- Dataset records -
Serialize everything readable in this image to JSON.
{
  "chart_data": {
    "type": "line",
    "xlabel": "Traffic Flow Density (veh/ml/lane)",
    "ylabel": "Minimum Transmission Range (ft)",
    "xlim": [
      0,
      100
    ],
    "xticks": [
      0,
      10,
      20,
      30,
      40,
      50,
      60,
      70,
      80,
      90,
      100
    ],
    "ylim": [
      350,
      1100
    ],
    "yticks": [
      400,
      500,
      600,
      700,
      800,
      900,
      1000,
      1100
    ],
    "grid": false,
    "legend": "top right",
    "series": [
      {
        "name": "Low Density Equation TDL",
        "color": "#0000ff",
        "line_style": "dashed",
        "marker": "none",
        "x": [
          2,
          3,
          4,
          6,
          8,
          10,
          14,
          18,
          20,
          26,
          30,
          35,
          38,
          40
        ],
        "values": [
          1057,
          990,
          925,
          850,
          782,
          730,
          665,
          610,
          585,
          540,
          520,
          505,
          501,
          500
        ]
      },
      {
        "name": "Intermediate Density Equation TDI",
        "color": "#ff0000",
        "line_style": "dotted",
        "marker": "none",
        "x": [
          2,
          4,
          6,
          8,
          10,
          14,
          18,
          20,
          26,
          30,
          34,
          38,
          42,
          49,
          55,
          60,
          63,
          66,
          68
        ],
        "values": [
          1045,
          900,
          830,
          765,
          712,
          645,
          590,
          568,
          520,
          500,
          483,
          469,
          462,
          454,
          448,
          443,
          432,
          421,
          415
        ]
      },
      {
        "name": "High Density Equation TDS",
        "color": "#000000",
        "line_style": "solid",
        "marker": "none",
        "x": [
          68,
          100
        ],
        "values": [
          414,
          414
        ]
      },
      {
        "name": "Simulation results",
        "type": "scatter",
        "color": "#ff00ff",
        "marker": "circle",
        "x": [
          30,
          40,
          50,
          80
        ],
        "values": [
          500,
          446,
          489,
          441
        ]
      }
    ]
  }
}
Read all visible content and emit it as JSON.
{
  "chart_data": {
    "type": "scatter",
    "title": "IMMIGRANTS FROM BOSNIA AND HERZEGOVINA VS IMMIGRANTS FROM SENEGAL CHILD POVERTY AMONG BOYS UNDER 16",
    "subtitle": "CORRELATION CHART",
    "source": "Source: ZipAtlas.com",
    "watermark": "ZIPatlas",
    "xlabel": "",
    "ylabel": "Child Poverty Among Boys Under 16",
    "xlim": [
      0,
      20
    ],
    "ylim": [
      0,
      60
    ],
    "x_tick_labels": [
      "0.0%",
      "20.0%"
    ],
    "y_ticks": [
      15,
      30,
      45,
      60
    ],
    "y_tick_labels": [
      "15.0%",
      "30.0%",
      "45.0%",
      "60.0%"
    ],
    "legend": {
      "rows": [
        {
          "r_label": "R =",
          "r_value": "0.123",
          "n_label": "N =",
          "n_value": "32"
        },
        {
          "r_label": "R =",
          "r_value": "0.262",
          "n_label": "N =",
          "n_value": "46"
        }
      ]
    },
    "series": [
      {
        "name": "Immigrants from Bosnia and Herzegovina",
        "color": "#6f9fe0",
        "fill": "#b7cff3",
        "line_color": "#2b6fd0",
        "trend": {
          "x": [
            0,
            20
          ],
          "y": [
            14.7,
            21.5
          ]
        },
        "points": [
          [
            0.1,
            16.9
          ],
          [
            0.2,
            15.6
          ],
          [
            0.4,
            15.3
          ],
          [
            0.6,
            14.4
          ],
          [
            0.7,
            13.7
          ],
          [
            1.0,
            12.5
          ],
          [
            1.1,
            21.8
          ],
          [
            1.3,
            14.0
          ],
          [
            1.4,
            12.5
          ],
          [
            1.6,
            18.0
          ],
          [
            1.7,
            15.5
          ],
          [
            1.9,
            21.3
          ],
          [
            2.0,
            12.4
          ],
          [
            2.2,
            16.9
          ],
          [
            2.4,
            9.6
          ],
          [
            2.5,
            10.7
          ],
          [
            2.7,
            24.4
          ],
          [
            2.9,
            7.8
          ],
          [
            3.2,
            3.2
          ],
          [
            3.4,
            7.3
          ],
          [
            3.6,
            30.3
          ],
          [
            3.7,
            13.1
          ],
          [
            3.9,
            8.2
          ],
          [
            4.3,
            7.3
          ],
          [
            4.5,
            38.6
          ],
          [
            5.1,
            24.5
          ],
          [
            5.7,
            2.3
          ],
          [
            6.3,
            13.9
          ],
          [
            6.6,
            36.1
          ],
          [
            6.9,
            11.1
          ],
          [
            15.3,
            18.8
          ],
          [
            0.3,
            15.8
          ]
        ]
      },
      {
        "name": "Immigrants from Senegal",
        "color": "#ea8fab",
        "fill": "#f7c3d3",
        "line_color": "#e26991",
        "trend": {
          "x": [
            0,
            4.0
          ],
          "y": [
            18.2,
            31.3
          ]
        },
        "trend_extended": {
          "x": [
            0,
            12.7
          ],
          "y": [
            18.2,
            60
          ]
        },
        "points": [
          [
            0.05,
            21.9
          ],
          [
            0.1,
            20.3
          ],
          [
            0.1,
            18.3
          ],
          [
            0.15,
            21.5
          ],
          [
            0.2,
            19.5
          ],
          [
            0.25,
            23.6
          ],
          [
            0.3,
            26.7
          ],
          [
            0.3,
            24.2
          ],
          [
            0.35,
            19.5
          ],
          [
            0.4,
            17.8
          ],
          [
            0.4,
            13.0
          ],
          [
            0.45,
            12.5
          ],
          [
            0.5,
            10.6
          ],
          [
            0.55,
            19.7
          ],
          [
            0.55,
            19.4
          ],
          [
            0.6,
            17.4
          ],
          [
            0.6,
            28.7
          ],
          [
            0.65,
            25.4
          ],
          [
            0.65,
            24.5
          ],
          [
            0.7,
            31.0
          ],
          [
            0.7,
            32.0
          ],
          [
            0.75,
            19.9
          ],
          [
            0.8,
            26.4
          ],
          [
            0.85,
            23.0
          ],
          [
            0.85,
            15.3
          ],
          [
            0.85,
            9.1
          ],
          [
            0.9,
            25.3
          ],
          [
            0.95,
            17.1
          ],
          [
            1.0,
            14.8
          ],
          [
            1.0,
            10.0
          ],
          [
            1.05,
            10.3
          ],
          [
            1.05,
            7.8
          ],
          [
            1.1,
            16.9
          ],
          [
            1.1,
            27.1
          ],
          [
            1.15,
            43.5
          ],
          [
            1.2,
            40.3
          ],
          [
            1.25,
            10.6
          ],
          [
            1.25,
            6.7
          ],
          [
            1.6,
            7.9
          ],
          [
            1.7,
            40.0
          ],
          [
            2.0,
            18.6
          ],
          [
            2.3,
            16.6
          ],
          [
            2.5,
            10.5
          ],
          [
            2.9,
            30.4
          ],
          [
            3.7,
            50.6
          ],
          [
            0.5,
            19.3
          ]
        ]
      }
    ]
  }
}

- TO BE DONE -
Write out every entry verbatim.

- CORRECT OUTPUT -
Serialize everything readable in this image to JSON.
{
  "chart_data": {
    "type": "line",
    "xlabel": "Traffic Flow Density (veh/ml/lane)",
    "ylabel": "Minimum Transmission Range (ft)",
    "xlim": [
      0,
      100
    ],
    "xticks": [
      0,
      10,
      20,
      30,
      40,
      50,
      60,
      70,
      80,
      90,
      100
    ],
    "ylim": [
      350,
      1100
    ],
    "yticks": [
      400,
      500,
      600,
      700,
      800,
      900,
      1000,
      1100
    ],
    "grid": false,
    "legend": "top right",
    "series": [
      {
        "name": "Low Density Equation TDL",
        "color": "#0000ff",
        "line_style": "dashed",
        "marker": "none",
        "x": [
          2,
          3,
          4,
          6,
          8,
          10,
          14,
          18,
          20,
          26,
          30,
          35,
          38,
          40
        ],
        "values": [
          1057,
          990,
          925,
          850,
          782,
          730,
          665,
          610,
          585,
          540,
          520,
          505,
          501,
          500
        ]
      },
      {
        "name": "Intermediate Density Equation TDI",
        "color": "#ff0000",
        "line_style": "dotted",
        "marker": "none",
        "x": [
          2,
          4,
          6,
          8,
          10,
          14,
          18,
          20,
          26,
          30,
          34,
          38,
          42,
          49,
          55,
          60,
          63,
          66,
          68
        ],
        "values": [
          1045,
          900,
          830,
          765,
          712,
          645,
          590,
          568,
          520,
          500,
          483,
          469,
          462,
          454,
          448,
          443,
          432,
          421,
          415
        ]
      },
      {
        "name": "High Density Equation TDS",
        "color": "#000000",
        "line_style": "solid",
        "marker": "none",
        "x": [
          68,
          100
        ],
        "values": [
          414,
          414
        ]
      },
      {
        "name": "Simulation results",
        "type": "scatter",
        "color": "#ff00ff",
        "marker": "circle",
        "x": [
          30,
          40,
          50,
          80
        ],
        "values": [
          500,
          446,
          489,
          441
        ]
      }
    ]
  }
}
Read all visible content and emit it as JSON.
{
  "chart_data": {
    "type": "scatter",
    "title": "IMMIGRANTS FROM BOSNIA AND HERZEGOVINA VS IMMIGRANTS FROM SENEGAL CHILD POVERTY AMONG BOYS UNDER 16",
    "subtitle": "CORRELATION CHART",
    "source": "Source: ZipAtlas.com",
    "watermark": "ZIPatlas",
    "xlabel": "",
    "ylabel": "Child Poverty Among Boys Under 16",
    "xlim": [
      0,
      20
    ],
    "ylim": [
      0,
      60
    ],
    "x_tick_labels": [
      "0.0%",
      "20.0%"
    ],
    "y_ticks": [
      15,
      30,
      45,
      60
    ],
    "y_tick_labels": [
      "15.0%",
      "30.0%",
      "45.0%",
      "60.0%"
    ],
    "legend": {
      "rows": [
        {
          "r_label": "R =",
          "r_value": "0.123",
          "n_label": "N =",
          "n_value": "32"
        },
        {
          "r_label": "R =",
          "r_value": "0.262",
          "n_label": "N =",
          "n_value": "46"
        }
      ]
    },
    "series": [
      {
        "name": "Immigrants from Bosnia and Herzegovina",
        "color": "#6f9fe0",
        "fill": "#b7cff3",
        "line_color": "#2b6fd0",
        "trend": {
          "x": [
            0,
            20
          ],
          "y": [
            14.7,
            21.5
          ]
        },
        "points": [
          [
            0.1,
            16.9
          ],
          [
            0.2,
            15.6
          ],
          [
            0.4,
            15.3
          ],
          [
            0.6,
            14.4
          ],
          [
            0.7,
            13.7
          ],
          [
            1.0,
            12.5
          ],
          [
            1.1,
            21.8
          ],
          [
            1.3,
            14.0
          ],
          [
            1.4,
            12.5
          ],
          [
            1.6,
            18.0
          ],
          [
            1.7,
            15.5
          ],
          [
            1.9,
            21.3
          ],
          [
            2.0,
            12.4
          ],
          [
            2.2,
            16.9
          ],
          [
            2.4,
            9.6
          ],
          [
            2.5,
            10.7
          ],
          [
            2.7,
            24.4
          ],
          [
            2.9,
            7.8
          ],
          [
            3.2,
            3.2
          ],
          [
            3.4,
            7.3
          ],
          [
            3.6,
            30.3
          ],
          [
            3.7,
            13.1
          ],
          [
            3.9,
            8.2
          ],
          [
            4.3,
            7.3
          ],
          [
            4.5,
            38.6
          ],
          [
            5.1,
            24.5
          ],
          [
            5.7,
            2.3
          ],
          [
            6.3,
            13.9
          ],
          [
            6.6,
            36.1
          ],
          [
            6.9,
            11.1
          ],
          [
            15.3,
            18.8
          ],
          [
            0.3,
            15.8
          ]
        ]
      },
      {
        "name": "Immigrants from Senegal",
        "color": "#ea8fab",
        "fill": "#f7c3d3",
        "line_color": "#e26991",
        "trend": {
          "x": [
            0,
            4.0
          ],
          "y": [
            18.2,
            31.3
          ]
        },
        "trend_extended": {
          "x": [
            0,
            12.7
          ],
          "y": [
            18.2,
            60
          ]
        },
        "points": [
          [
            0.05,
            21.9
          ],
          [
            0.1,
            20.3
          ],
          [
            0.1,
            18.3
          ],
          [
            0.15,
            21.5
          ],
          [
            0.2,
            19.5
          ],
          [
            0.25,
            23.6
          ],
          [
            0.3,
            26.7
          ],
          [
            0.3,
            24.2
          ],
          [
            0.35,
            19.5
          ],
          [
            0.4,
            17.8
          ],
          [
            0.4,
            13.0
          ],
          [
            0.45,
            12.5
          ],
          [
            0.5,
            10.6
          ],
          [
            0.55,
            19.7
          ],
          [
            0.55,
            19.4
          ],
          [
            0.6,
            17.4
          ],
          [
            0.6,
            28.7
          ],
          [
            0.65,
            25.4
          ],
          [
            0.65,
            24.5
          ],
          [
            0.7,
            31.0
          ],
          [
            0.7,
            32.0
          ],
          [
            0.75,
            19.9
          ],
          [
            0.8,
            26.4
          ],
          [
            0.85,
            23.0
          ],
          [
            0.85,
            15.3
          ],
          [
            0.85,
            9.1
          ],
          [
            0.9,
            25.3
          ],
          [
            0.95,
            17.1
          ],
          [
            1.0,
            14.8
          ],
          [
            1.0,
            10.0
          ],
          [
            1.05,
            10.3
          ],
          [
            1.05,
            7.8
          ],
          [
            1.1,
            16.9
          ],
          [
            1.1,
            27.1
          ],
          [
            1.15,
            43.5
          ],
          [
            1.2,
            40.3
          ],
          [
            1.25,
            10.6
          ],
          [
            1.25,
            6.7
          ],
          [
            1.6,
            7.9
          ],
          [
            1.7,
            40.0
          ],
          [
            2.0,
            18.6
          ],
          [
            2.3,
            16.6
          ],
          [
            2.5,
            10.5
          ],
          [
            2.9,
            30.4
          ],
          [
            3.7,
            50.6
          ],
          [
            0.5,
            19.3
          ]
        ]
      }
    ]
  }
}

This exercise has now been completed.